>> Start Supplied data
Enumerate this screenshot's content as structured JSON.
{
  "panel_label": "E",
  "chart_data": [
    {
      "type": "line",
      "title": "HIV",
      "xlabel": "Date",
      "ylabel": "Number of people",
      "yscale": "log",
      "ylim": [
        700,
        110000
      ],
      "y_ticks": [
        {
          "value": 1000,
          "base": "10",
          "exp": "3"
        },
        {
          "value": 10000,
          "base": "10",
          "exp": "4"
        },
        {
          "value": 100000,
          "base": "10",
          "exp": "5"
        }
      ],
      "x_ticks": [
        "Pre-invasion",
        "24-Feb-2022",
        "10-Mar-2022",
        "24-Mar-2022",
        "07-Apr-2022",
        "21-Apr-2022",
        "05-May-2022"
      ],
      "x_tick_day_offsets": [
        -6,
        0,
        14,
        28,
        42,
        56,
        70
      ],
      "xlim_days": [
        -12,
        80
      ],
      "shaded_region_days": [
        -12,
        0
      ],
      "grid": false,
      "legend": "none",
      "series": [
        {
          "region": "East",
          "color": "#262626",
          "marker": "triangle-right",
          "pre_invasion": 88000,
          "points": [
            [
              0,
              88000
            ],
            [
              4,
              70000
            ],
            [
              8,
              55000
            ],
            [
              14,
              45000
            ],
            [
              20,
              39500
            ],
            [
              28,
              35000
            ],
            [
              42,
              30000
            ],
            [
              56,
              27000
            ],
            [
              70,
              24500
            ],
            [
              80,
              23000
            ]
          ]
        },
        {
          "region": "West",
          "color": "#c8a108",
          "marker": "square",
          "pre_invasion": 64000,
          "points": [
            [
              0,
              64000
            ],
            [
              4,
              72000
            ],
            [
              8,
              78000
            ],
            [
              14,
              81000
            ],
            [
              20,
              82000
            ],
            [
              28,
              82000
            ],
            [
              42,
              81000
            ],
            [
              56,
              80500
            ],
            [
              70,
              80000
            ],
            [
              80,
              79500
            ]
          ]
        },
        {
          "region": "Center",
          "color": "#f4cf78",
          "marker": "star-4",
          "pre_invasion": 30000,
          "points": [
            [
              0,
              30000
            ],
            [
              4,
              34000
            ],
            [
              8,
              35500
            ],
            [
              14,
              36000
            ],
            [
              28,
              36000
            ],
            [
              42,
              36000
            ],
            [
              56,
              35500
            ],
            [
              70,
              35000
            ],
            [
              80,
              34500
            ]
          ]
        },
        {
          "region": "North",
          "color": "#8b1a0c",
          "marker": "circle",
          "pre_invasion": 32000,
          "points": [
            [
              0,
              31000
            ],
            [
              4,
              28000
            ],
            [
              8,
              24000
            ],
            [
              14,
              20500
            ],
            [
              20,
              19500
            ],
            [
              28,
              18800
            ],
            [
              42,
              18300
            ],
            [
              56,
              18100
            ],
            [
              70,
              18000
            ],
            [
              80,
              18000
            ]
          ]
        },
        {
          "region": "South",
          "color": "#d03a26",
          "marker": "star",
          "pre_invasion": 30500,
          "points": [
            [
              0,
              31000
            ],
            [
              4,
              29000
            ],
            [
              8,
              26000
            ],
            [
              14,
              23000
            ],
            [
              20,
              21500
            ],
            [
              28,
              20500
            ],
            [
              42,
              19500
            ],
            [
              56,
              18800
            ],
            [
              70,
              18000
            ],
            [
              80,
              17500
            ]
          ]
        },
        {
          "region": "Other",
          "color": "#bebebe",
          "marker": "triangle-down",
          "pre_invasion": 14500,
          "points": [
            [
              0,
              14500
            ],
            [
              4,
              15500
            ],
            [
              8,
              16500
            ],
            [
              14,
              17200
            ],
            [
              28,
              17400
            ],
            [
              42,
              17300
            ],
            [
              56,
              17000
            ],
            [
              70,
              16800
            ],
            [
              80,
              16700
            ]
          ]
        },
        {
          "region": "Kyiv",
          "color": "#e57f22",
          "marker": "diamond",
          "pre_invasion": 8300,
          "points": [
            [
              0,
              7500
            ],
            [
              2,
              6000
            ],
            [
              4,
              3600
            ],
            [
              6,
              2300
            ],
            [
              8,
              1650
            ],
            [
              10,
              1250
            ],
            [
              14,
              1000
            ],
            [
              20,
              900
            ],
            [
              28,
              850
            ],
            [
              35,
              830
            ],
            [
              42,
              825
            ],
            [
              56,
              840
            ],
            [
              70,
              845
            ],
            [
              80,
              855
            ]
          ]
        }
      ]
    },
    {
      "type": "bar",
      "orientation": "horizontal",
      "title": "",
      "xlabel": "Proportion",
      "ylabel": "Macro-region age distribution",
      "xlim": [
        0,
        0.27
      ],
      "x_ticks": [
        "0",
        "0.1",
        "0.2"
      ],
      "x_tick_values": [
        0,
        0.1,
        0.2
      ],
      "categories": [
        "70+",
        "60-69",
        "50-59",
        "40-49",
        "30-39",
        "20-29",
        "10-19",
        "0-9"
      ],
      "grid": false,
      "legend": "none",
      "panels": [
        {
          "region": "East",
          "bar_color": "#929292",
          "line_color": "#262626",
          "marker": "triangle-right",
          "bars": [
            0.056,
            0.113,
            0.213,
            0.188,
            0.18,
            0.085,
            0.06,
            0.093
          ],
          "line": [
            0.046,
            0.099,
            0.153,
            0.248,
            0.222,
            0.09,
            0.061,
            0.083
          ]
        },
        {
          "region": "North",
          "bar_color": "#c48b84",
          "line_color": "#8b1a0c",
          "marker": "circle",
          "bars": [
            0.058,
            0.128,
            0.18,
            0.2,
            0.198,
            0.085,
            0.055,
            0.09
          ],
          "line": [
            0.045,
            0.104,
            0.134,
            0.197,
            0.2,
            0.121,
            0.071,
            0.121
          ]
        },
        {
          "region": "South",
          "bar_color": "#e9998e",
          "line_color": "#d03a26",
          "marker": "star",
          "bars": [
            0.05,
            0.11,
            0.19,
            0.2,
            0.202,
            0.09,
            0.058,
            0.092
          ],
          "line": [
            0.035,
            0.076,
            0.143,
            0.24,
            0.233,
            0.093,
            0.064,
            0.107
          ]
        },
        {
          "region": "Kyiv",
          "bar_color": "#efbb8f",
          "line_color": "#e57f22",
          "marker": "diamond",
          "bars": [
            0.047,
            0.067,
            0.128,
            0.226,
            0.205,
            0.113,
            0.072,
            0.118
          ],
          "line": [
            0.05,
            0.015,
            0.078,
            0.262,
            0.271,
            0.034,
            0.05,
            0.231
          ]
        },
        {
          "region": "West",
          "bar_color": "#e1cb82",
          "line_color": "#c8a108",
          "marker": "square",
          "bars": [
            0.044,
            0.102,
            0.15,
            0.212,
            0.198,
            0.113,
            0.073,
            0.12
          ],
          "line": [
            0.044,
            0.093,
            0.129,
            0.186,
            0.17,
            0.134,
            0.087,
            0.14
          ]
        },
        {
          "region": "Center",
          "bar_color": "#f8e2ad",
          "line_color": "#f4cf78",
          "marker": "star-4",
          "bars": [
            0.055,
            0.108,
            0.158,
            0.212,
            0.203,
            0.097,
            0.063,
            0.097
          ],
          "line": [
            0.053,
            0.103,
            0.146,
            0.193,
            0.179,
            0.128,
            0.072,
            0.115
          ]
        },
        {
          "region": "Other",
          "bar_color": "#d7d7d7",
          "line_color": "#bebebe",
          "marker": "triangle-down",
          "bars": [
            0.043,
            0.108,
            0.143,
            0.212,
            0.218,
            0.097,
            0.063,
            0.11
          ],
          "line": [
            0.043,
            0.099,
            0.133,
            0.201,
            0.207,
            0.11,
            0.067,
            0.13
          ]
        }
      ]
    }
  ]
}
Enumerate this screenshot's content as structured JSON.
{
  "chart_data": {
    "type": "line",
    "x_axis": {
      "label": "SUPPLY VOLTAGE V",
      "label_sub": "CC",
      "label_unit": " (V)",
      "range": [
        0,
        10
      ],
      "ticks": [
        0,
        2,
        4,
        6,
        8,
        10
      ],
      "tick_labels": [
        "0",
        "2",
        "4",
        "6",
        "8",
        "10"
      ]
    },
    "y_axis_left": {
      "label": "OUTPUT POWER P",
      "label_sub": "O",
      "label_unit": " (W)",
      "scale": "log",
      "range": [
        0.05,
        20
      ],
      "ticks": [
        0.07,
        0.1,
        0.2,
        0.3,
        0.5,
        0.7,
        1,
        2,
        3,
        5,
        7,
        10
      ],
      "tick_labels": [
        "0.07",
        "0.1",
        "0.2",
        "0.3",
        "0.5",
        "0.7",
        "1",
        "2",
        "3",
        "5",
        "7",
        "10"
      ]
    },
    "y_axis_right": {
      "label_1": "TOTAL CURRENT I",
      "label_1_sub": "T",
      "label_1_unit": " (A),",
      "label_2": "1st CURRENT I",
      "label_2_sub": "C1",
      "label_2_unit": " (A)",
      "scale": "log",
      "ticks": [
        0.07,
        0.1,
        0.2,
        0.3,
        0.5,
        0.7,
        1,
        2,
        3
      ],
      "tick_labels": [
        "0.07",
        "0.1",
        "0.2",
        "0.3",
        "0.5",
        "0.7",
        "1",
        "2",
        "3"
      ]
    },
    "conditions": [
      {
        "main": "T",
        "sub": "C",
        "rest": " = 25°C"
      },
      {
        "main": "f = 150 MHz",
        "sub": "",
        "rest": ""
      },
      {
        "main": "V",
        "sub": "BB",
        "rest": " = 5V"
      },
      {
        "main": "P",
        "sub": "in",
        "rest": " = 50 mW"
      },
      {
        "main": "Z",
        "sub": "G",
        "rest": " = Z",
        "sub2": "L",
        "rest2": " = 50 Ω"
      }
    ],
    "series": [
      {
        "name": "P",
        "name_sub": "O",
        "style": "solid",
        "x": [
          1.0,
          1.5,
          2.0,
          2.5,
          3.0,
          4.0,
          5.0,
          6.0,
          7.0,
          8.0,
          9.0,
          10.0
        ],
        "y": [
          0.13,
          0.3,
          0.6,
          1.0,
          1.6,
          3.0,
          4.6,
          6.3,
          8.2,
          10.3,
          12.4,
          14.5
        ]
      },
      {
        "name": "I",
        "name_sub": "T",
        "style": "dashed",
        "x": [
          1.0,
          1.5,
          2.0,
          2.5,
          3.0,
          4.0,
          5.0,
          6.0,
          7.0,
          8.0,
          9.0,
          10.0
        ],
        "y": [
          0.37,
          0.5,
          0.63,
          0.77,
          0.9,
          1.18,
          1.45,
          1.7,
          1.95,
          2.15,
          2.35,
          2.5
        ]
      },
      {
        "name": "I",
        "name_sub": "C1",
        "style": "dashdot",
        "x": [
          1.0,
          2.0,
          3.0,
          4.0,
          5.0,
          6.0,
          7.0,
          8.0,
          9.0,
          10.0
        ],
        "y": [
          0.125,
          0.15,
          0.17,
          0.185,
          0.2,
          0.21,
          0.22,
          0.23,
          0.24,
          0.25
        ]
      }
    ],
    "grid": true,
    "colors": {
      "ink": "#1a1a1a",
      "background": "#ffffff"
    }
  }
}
>> End Supplied data
» **What you should do**:
From the listing above, copy all lines holding the word "ylabel".

» **Response for this exercise**:
      "ylabel": "Number of people",
      "ylabel": "Macro-region age distribution",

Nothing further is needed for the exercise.